**Task description**
Without the pictures, copy the entries below word for word.

**Dataset**
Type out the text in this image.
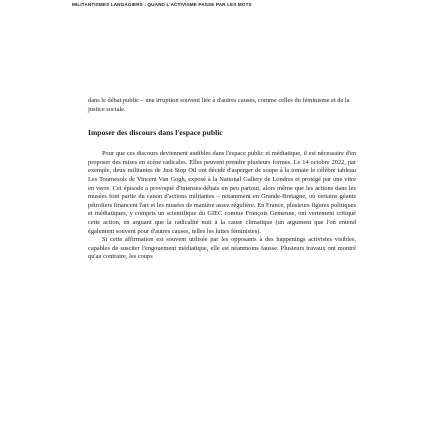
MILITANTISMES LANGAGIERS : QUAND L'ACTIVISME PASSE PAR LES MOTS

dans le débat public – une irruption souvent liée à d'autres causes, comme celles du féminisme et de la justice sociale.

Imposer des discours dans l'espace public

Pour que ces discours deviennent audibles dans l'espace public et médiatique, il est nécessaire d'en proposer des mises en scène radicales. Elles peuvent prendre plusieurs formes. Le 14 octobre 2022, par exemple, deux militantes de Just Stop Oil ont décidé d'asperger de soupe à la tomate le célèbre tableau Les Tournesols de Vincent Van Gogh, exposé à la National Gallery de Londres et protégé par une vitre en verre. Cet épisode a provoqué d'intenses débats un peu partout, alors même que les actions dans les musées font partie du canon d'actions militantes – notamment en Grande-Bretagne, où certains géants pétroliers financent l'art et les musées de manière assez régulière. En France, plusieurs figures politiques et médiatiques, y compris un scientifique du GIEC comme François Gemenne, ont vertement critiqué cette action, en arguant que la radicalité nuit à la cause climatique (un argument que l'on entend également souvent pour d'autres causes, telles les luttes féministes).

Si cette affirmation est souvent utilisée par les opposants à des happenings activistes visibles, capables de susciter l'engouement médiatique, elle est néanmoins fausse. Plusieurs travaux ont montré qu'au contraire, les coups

**Output of the exercise**
Type out the text in this image.
MILITANTISMES LANGAGIERS : QUAND L'ACTIVISME PASSE PAR LES MOTS

dans le débat public – une irruption souvent liée à d'autres causes, comme celles du féminisme et de la justice sociale.

Imposer des discours dans l'espace public

Pour que ces discours deviennent audibles dans l'espace public et médiatique, il est nécessaire d'en proposer des mises en scène radicales. Elles peuvent prendre plusieurs formes. Le 14 octobre 2022, par exemple, deux militantes de Just Stop Oil ont décidé d'asperger de soupe à la tomate le célèbre tableau Les Tournesols de Vincent Van Gogh, exposé à la National Gallery de Londres et protégé par une vitre en verre. Cet épisode a provoqué d'intenses débats un peu partout, alors même que les actions dans les musées font partie du canon d'actions militantes – notamment en Grande-Bretagne, où certains géants pétroliers financent l'art et les musées de manière assez régulière. En France, plusieurs figures politiques et médiatiques, y compris un scientifique du GIEC comme François Gemenne, ont vertement critiqué cette action, en arguant que la radicalité nuit à la cause climatique (un argument que l'on entend également souvent pour d'autres causes, telles les luttes féministes).

Si cette affirmation est souvent utilisée par les opposants à des happenings activistes visibles, capables de susciter l'engouement médiatique, elle est néanmoins fausse. Plusieurs travaux ont montré qu'au contraire, les coups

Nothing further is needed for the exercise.